Data records:
----

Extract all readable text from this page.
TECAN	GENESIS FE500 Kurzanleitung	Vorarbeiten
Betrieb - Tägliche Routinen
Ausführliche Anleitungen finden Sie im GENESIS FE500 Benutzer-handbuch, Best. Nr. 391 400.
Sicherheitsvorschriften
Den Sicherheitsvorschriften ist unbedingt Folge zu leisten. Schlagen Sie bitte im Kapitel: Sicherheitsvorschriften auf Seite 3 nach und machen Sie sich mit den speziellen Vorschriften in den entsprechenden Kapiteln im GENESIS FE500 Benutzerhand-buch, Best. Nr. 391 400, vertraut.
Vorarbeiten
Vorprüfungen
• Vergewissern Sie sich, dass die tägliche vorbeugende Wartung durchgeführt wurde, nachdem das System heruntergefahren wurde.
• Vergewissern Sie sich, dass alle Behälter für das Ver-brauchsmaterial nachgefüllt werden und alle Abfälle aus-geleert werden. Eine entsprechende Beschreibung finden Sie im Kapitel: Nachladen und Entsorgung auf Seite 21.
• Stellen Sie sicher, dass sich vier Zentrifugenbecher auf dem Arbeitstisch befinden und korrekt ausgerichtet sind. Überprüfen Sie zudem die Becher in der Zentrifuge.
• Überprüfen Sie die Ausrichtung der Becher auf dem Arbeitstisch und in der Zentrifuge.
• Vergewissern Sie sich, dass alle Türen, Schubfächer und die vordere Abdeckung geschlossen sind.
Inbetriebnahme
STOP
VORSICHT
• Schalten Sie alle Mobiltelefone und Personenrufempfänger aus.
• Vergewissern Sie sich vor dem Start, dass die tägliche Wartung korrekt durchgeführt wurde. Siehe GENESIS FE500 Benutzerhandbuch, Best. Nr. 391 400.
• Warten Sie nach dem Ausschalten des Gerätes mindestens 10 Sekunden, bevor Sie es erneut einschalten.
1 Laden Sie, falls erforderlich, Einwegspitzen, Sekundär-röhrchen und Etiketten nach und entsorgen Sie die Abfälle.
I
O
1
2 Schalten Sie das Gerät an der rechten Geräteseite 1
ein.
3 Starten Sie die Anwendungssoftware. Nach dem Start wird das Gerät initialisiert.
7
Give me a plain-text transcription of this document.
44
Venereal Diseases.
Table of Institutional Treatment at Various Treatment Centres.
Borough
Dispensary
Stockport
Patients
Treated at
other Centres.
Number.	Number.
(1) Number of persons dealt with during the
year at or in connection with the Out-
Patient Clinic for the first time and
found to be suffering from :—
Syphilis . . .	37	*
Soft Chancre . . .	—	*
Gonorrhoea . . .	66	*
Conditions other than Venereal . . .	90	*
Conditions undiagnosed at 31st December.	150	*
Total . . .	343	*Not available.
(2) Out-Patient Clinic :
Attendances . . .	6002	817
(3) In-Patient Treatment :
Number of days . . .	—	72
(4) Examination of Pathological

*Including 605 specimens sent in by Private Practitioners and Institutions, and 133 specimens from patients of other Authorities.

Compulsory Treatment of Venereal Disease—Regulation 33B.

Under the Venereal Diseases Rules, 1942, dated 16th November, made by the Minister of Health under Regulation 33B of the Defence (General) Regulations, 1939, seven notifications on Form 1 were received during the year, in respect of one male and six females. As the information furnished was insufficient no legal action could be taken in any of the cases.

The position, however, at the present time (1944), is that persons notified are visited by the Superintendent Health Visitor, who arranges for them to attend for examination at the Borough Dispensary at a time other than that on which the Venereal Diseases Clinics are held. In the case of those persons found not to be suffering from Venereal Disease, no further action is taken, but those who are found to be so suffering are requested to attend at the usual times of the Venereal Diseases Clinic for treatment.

----

Task to carry out:
Locate the lines above that contain "with" and copy them.

Reply to the task:
(1) Number of persons dealt with during the
year at or in connection with the Out-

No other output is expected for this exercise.